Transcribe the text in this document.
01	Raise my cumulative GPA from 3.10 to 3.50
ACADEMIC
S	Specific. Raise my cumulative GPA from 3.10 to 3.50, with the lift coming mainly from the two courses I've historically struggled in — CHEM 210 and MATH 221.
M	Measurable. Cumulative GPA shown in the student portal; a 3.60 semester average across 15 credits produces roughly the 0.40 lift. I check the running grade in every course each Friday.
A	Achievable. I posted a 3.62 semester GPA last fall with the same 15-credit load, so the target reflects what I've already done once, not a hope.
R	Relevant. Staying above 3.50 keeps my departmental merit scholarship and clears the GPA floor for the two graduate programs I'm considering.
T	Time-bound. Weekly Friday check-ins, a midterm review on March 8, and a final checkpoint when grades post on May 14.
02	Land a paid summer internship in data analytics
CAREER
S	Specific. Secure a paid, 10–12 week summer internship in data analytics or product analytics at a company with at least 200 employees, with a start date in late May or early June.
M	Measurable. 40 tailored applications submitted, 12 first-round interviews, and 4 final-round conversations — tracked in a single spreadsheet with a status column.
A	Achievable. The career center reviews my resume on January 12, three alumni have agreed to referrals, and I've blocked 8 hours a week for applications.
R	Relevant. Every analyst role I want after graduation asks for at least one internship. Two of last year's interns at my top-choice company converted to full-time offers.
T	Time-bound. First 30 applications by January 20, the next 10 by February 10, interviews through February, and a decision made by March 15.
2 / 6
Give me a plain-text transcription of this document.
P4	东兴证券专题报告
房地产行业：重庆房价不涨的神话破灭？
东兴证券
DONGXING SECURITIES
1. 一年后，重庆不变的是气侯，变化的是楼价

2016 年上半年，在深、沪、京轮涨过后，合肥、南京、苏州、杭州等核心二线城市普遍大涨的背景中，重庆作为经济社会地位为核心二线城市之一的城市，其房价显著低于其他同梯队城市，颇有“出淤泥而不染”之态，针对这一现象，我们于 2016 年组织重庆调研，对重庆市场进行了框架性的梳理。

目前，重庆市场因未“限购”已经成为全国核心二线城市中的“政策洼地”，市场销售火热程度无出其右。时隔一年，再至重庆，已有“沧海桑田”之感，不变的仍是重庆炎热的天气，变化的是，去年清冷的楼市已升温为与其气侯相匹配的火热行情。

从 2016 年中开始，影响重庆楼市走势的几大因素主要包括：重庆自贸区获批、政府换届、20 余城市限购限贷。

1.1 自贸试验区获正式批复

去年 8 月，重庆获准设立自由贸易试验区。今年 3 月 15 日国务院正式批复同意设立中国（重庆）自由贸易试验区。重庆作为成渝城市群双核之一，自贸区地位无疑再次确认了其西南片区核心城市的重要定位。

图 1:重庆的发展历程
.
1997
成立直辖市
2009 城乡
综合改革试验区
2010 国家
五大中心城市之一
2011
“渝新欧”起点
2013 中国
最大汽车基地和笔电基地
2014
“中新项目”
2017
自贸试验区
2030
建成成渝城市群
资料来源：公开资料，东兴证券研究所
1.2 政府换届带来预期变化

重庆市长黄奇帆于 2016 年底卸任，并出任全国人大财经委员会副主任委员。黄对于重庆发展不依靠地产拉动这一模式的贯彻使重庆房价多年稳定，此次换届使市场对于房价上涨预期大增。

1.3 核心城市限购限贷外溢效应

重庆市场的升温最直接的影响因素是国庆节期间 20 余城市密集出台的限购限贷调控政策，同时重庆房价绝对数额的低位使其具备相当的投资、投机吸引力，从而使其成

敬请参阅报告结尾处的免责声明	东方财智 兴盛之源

========

- Direction:
Find "Give me a plain-text" in the data above, then repeat that line and all lines after it exactly, ending with the final line.

- Solution to the problem:
Give me a plain-text transcription of this document.
P4	东兴证券专题报告
房地产行业：重庆房价不涨的神话破灭？
东兴证券
DONGXING SECURITIES
1. 一年后，重庆不变的是气侯，变化的是楼价

2016 年上半年，在深、沪、京轮涨过后，合肥、南京、苏州、杭州等核心二线城市普遍大涨的背景中，重庆作为经济社会地位为核心二线城市之一的城市，其房价显著低于其他同梯队城市，颇有“出淤泥而不染”之态，针对这一现象，我们于 2016 年组织重庆调研，对重庆市场进行了框架性的梳理。

目前，重庆市场因未“限购”已经成为全国核心二线城市中的“政策洼地”，市场销售火热程度无出其右。时隔一年，再至重庆，已有“沧海桑田”之感，不变的仍是重庆炎热的天气，变化的是，去年清冷的楼市已升温为与其气侯相匹配的火热行情。

从 2016 年中开始，影响重庆楼市走势的几大因素主要包括：重庆自贸区获批、政府换届、20 余城市限购限贷。

1.1 自贸试验区获正式批复

去年 8 月，重庆获准设立自由贸易试验区。今年 3 月 15 日国务院正式批复同意设立中国（重庆）自由贸易试验区。重庆作为成渝城市群双核之一，自贸区地位无疑再次确认了其西南片区核心城市的重要定位。

图 1:重庆的发展历程
.
1997
成立直辖市
2009 城乡
综合改革试验区
2010 国家
五大中心城市之一
2011
“渝新欧”起点
2013 中国
最大汽车基地和笔电基地
2014
“中新项目”
2017
自贸试验区
2030
建成成渝城市群
资料来源：公开资料，东兴证券研究所
1.2 政府换届带来预期变化

重庆市长黄奇帆于 2016 年底卸任，并出任全国人大财经委员会副主任委员。黄对于重庆发展不依靠地产拉动这一模式的贯彻使重庆房价多年稳定，此次换届使市场对于房价上涨预期大增。

1.3 核心城市限购限贷外溢效应

重庆市场的升温最直接的影响因素是国庆节期间 20 余城市密集出台的限购限贷调控政策，同时重庆房价绝对数额的低位使其具备相当的投资、投机吸引力，从而使其成

敬请参阅报告结尾处的免责声明	东方财智 兴盛之源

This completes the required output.